Task brief:
Each line of the material must be repeated precisely, with the pictures left out.

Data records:
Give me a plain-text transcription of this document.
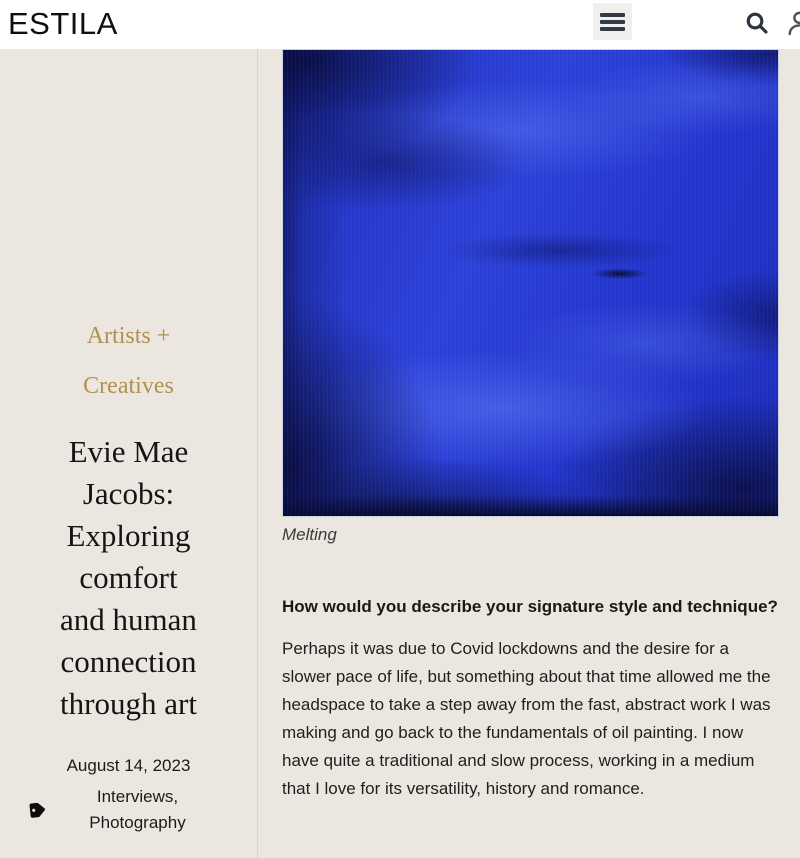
ESTILA
Artists +
Creatives
Evie Mae
Jacobs:
Exploring
comfort
and human
connection
through art
August 14, 2023
Interviews,
Photography
Melting

How would you describe your signature style and technique?

Perhaps it was due to Covid lockdowns and the desire for a slower pace of life, but something about that time allowed me the headspace to take a step away from the fast, abstract work I was making and go back to the fundamentals of oil painting. I now have quite a traditional and slow process, working in a medium that I love for its versatility, history and romance.
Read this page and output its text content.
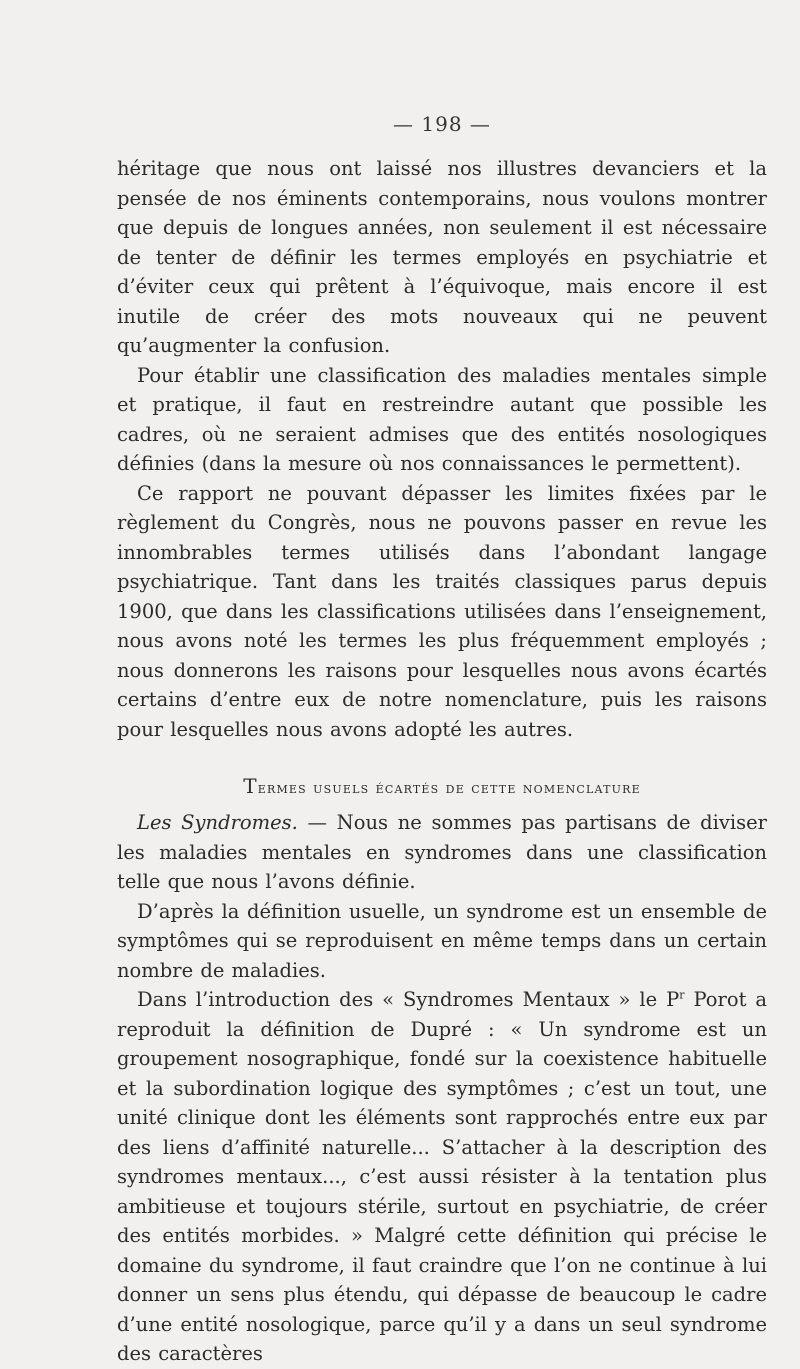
— 198 —

héritage que nous ont laissé nos illustres devanciers et la pensée de nos éminents contemporains, nous voulons montrer que depuis de longues années, non seulement il est nécessaire de tenter de définir les termes employés en psychiatrie et d’éviter ceux qui prêtent à l’équivoque, mais encore il est inutile de créer des mots nouveaux qui ne peuvent qu’augmenter la confusion.

Pour établir une classification des maladies mentales simple et pratique, il faut en restreindre autant que possible les cadres, où ne seraient admises que des entités nosologiques définies (dans la mesure où nos connaissances le permettent).

Ce rapport ne pouvant dépasser les limites fixées par le règlement du Congrès, nous ne pouvons passer en revue les innombrables termes utilisés dans l’abondant langage psychiatrique. Tant dans les traités classiques parus depuis 1900, que dans les classifications utilisées dans l’enseignement, nous avons noté les termes les plus fréquemment employés ; nous donnerons les raisons pour lesquelles nous avons écartés certains d’entre eux de notre nomenclature, puis les raisons pour lesquelles nous avons adopté les autres.

Termes usuels écartés de cette nomenclature

Les Syndromes. — Nous ne sommes pas partisans de diviser les maladies mentales en syndromes dans une classification telle que nous l’avons définie.

D’après la définition usuelle, un syndrome est un ensemble de symptômes qui se reproduisent en même temps dans un certain nombre de maladies.

Dans l’introduction des « Syndromes Mentaux » le $P^r$ Porot a reproduit la définition de Dupré : « Un syndrome est un groupement nosographique, fondé sur la coexistence habituelle et la subordination logique des symptômes ; c’est un tout, une unité clinique dont les éléments sont rapprochés entre eux par des liens d’affinité naturelle... S’attacher à la description des syndromes mentaux..., c’est aussi résister à la tentation plus ambitieuse et toujours stérile, surtout en psychiatrie, de créer des entités morbides. » Malgré cette définition qui précise le domaine du syndrome, il faut craindre que l’on ne continue à lui donner un sens plus étendu, qui dépasse de beaucoup le cadre d’une entité nosologique, parce qu’il y a dans un seul syndrome des caractères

Task response:
Give me a plain-text transcription of this document.
ESTILA
Artists +
Creatives
Evie Mae
Jacobs:
Exploring
comfort
and human
connection
through art
August 14, 2023
Interviews,
Photography
Melting

How would you describe your signature style and technique?

Perhaps it was due to Covid lockdowns and the desire for a slower pace of life, but something about that time allowed me the headspace to take a step away from the fast, abstract work I was making and go back to the fundamentals of oil painting. I now have quite a traditional and slow process, working in a medium that I love for its versatility, history and romance.
Read this page and output its text content.
— 198 —

héritage que nous ont laissé nos illustres devanciers et la pensée de nos éminents contemporains, nous voulons montrer que depuis de longues années, non seulement il est nécessaire de tenter de définir les termes employés en psychiatrie et d’éviter ceux qui prêtent à l’équivoque, mais encore il est inutile de créer des mots nouveaux qui ne peuvent qu’augmenter la confusion.

Pour établir une classification des maladies mentales simple et pratique, il faut en restreindre autant que possible les cadres, où ne seraient admises que des entités nosologiques définies (dans la mesure où nos connaissances le permettent).

Ce rapport ne pouvant dépasser les limites fixées par le règlement du Congrès, nous ne pouvons passer en revue les innombrables termes utilisés dans l’abondant langage psychiatrique. Tant dans les traités classiques parus depuis 1900, que dans les classifications utilisées dans l’enseignement, nous avons noté les termes les plus fréquemment employés ; nous donnerons les raisons pour lesquelles nous avons écartés certains d’entre eux de notre nomenclature, puis les raisons pour lesquelles nous avons adopté les autres.

Termes usuels écartés de cette nomenclature

Les Syndromes. — Nous ne sommes pas partisans de diviser les maladies mentales en syndromes dans une classification telle que nous l’avons définie.

D’après la définition usuelle, un syndrome est un ensemble de symptômes qui se reproduisent en même temps dans un certain nombre de maladies.

Dans l’introduction des « Syndromes Mentaux » le $P^r$ Porot a reproduit la définition de Dupré : « Un syndrome est un groupement nosographique, fondé sur la coexistence habituelle et la subordination logique des symptômes ; c’est un tout, une unité clinique dont les éléments sont rapprochés entre eux par des liens d’affinité naturelle... S’attacher à la description des syndromes mentaux..., c’est aussi résister à la tentation plus ambitieuse et toujours stérile, surtout en psychiatrie, de créer des entités morbides. » Malgré cette définition qui précise le domaine du syndrome, il faut craindre que l’on ne continue à lui donner un sens plus étendu, qui dépasse de beaucoup le cadre d’une entité nosologique, parce qu’il y a dans un seul syndrome des caractères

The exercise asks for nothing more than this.